__Entries__:
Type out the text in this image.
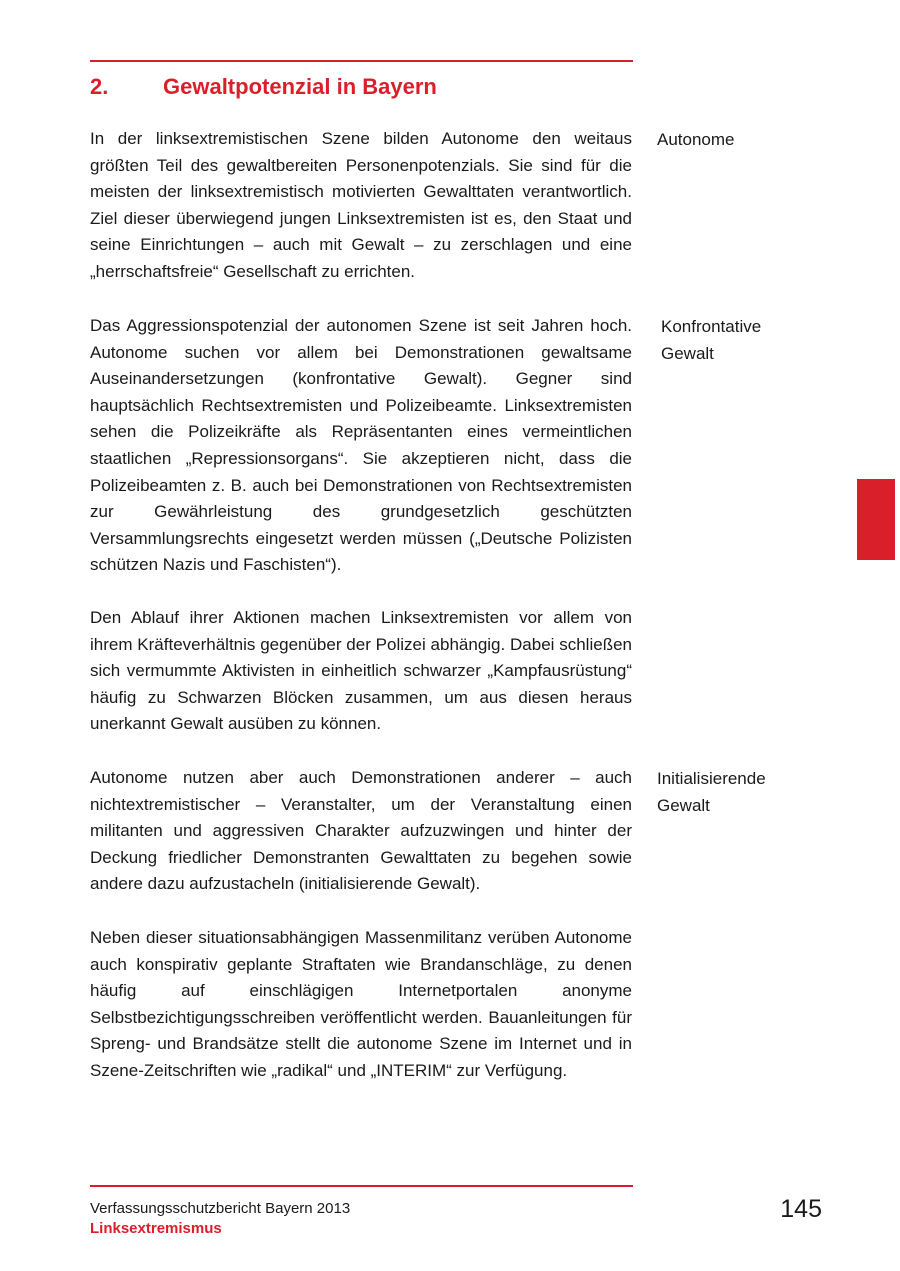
2. Gewaltpotenzial in Bayern

In der linksextremistischen Szene bilden Autonome den weitaus größten Teil des gewaltbereiten Personenpotenzials. Sie sind für die meisten der linksextremistisch motivierten Gewalttaten verantwortlich. Ziel dieser überwiegend jungen Linksextremisten ist es, den Staat und seine Einrichtungen – auch mit Gewalt – zu zerschlagen und eine „herrschaftsfreie“ Gesellschaft zu errichten.

Autonome

Das Aggressionspotenzial der autonomen Szene ist seit Jahren hoch. Autonome suchen vor allem bei Demonstrationen gewaltsame Auseinandersetzungen (konfrontative Gewalt). Gegner sind hauptsächlich Rechtsextremisten und Polizeibeamte. Linksextremisten sehen die Polizeikräfte als Repräsentanten eines vermeintlichen staatlichen „Repressionsorgans“. Sie akzeptieren nicht, dass die Polizeibeamten z. B. auch bei Demonstrationen von Rechtsextremisten zur Gewährleistung des grundgesetzlich geschützten Versammlungsrechts eingesetzt werden müssen („Deutsche Polizisten schützen Nazis und Faschisten“).

Konfrontative
Gewalt

Den Ablauf ihrer Aktionen machen Linksextremisten vor allem von ihrem Kräfteverhältnis gegenüber der Polizei abhängig. Dabei schließen sich vermummte Aktivisten in einheitlich schwarzer „Kampfausrüstung“ häufig zu Schwarzen Blöcken zusammen, um aus diesen heraus unerkannt Gewalt ausüben zu können.

Autonome nutzen aber auch Demonstrationen anderer – auch nichtextremistischer – Veranstalter, um der Veranstaltung einen militanten und aggressiven Charakter aufzuzwingen und hinter der Deckung friedlicher Demonstranten Gewalttaten zu begehen sowie andere dazu aufzustacheln (initialisierende Gewalt).

Initialisierende
Gewalt

Neben dieser situationsabhängigen Massenmilitanz verüben Autonome auch konspirativ geplante Straftaten wie Brandanschläge, zu denen häufig auf einschlägigen Internetportalen anonyme Selbstbezichtigungsschreiben veröffentlicht werden. Bauanleitungen für Spreng- und Brandsätze stellt die autonome Szene im Internet und in Szene-Zeitschriften wie „radikal“ und „INTERIM“ zur Verfügung.

Verfassungsschutzbericht Bayern 2013
Linksextremismus
145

__Written request__:
Report the number of lines in the listing above that include the word "dieser", and nothing else.

__Complete output__:
2